- _TASK STATEMENT_:
Write out each line in which the string "name" is present.

- _Figure content listings_:
______

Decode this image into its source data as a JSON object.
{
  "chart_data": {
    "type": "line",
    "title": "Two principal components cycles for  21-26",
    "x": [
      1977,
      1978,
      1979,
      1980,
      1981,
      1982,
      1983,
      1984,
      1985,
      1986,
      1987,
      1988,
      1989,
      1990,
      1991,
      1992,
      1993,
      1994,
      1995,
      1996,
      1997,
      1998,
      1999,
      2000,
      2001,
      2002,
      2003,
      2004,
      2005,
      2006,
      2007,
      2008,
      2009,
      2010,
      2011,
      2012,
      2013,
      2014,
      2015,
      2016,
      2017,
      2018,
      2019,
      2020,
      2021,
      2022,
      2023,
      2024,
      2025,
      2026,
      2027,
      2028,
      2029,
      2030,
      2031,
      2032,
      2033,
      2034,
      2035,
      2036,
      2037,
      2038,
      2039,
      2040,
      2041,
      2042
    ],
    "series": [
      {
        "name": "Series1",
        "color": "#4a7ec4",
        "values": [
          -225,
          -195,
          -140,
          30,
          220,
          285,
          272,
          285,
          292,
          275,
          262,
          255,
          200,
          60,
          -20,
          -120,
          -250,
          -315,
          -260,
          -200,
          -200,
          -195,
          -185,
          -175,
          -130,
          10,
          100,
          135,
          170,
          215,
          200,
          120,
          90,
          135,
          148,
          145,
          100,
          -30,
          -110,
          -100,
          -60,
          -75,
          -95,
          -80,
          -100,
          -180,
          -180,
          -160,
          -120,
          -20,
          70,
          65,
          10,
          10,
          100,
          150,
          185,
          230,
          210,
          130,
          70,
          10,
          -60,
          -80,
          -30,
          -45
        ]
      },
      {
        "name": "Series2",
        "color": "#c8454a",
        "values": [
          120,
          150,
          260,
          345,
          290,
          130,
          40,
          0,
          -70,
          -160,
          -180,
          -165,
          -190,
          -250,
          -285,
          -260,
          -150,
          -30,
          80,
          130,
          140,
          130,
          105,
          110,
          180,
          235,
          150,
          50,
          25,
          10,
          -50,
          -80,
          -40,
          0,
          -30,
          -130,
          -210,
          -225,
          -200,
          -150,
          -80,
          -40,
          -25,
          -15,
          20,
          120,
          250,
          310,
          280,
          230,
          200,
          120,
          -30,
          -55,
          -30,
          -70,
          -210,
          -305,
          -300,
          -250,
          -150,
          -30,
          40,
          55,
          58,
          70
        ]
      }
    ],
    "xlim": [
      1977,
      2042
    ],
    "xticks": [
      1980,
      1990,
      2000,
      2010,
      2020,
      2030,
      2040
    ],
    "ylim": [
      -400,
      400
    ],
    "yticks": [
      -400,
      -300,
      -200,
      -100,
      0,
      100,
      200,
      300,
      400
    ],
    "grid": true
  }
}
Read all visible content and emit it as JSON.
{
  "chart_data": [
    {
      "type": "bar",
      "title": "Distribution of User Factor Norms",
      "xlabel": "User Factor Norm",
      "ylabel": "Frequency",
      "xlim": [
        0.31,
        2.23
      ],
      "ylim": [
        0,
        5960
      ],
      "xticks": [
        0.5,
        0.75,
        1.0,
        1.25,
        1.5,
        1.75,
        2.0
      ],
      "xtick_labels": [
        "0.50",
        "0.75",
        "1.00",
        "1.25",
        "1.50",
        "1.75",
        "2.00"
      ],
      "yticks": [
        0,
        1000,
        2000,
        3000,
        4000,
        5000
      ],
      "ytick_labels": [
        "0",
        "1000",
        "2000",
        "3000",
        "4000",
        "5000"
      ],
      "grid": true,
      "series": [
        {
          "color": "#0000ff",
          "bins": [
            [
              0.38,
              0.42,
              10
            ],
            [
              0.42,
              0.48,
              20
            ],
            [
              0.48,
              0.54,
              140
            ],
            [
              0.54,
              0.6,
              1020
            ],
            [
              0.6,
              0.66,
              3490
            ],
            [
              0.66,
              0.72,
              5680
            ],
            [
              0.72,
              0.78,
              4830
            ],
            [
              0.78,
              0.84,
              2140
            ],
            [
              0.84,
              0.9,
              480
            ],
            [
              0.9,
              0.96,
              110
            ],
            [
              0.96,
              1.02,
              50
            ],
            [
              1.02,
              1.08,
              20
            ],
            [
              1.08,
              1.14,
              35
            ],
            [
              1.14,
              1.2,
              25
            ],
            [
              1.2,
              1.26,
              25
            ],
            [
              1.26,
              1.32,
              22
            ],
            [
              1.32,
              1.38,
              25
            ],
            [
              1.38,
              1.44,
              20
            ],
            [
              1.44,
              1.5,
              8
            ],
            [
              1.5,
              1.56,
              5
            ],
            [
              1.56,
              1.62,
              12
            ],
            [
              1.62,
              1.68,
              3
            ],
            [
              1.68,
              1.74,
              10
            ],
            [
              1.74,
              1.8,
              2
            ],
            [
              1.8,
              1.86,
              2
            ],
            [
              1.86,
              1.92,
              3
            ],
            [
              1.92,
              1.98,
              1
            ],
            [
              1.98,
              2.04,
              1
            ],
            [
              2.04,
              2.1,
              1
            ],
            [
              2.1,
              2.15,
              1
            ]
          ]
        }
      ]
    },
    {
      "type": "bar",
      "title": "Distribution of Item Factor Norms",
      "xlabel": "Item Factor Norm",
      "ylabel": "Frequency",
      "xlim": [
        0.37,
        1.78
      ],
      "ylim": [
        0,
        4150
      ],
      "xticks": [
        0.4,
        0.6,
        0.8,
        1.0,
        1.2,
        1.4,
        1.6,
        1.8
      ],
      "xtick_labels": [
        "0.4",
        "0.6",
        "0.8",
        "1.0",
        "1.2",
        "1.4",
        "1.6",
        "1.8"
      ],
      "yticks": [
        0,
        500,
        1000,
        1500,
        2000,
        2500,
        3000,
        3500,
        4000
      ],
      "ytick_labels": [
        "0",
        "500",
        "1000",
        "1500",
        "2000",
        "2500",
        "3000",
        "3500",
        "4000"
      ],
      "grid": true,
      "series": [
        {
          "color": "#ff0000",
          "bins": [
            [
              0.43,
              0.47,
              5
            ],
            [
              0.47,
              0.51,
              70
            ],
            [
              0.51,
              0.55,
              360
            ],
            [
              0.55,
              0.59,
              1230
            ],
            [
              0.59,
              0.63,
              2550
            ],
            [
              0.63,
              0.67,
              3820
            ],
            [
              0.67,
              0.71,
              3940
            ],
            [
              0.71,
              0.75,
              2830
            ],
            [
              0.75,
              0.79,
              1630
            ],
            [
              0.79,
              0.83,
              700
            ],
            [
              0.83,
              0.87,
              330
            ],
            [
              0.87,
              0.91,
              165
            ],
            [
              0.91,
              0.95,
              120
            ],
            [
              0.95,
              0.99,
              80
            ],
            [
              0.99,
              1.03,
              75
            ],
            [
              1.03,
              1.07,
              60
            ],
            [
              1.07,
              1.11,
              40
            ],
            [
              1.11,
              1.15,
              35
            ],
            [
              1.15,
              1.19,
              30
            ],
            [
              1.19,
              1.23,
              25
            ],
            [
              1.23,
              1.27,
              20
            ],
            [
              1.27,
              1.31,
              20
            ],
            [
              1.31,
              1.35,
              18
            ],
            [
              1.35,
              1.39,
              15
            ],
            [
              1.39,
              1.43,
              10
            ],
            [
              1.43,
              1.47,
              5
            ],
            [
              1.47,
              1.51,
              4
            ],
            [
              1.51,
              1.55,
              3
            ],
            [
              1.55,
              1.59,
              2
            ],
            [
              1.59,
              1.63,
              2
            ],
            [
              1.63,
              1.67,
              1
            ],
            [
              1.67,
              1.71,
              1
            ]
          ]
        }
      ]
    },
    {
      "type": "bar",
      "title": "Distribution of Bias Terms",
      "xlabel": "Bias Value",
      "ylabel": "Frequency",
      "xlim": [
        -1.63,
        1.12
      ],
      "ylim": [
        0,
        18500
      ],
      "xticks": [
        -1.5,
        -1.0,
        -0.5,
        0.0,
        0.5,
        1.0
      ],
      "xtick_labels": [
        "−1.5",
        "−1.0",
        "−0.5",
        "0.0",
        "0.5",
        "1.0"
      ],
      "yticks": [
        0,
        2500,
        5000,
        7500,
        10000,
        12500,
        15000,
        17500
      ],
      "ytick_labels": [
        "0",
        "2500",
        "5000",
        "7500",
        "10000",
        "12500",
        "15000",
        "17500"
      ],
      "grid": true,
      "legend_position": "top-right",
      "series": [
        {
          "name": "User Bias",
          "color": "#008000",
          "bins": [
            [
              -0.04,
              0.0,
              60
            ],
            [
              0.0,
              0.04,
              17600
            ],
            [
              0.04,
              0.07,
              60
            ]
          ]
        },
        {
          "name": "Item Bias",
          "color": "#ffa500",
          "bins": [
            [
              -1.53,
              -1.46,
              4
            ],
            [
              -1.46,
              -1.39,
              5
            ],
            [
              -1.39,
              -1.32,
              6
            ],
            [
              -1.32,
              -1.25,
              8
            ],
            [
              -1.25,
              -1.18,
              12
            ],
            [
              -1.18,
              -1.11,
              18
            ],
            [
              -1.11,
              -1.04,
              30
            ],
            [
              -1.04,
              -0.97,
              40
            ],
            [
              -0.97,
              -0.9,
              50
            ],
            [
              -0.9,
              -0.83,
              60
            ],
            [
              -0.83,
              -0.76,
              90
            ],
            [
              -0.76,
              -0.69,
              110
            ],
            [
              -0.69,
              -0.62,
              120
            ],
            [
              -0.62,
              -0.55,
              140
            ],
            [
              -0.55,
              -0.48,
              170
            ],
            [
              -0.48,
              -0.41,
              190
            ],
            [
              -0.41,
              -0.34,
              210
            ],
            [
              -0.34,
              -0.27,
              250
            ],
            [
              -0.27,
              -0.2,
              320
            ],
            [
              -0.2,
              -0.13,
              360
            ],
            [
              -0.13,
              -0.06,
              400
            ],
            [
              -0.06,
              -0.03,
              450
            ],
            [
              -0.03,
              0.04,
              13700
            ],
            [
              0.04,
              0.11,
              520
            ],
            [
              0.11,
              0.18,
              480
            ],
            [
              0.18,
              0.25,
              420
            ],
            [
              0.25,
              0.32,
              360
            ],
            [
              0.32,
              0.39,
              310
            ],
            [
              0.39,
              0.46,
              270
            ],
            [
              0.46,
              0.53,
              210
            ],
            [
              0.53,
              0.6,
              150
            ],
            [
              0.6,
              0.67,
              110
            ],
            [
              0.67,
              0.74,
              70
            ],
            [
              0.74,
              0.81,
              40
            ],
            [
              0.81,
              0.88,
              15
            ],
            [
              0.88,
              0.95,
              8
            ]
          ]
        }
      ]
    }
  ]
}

______

- _SOLUTION TO THE PROBLEM_:
        "name": "Series1",
        "name": "Series2",
          "name": "User Bias",
          "name": "Item Bias",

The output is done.